Input rows
"""

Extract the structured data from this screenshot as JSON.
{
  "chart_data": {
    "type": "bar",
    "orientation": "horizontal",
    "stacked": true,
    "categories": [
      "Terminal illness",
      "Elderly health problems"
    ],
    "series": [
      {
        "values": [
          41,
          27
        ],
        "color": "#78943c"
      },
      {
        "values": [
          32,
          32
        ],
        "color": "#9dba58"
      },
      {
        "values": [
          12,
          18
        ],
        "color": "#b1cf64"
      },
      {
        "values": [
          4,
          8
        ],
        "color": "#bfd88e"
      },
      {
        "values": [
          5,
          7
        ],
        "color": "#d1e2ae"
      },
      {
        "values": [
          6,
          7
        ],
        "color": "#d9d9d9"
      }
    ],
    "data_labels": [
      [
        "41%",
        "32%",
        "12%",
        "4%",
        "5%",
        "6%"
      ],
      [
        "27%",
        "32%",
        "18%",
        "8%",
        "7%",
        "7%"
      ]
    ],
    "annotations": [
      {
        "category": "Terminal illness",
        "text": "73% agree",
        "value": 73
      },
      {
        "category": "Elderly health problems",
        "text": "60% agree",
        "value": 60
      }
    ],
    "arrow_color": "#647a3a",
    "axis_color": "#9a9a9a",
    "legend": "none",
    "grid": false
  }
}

"""

Objective
Scan the material and collect every line that contains "category".

The reply
        "category": "Terminal illness",
        "category": "Elderly health problems",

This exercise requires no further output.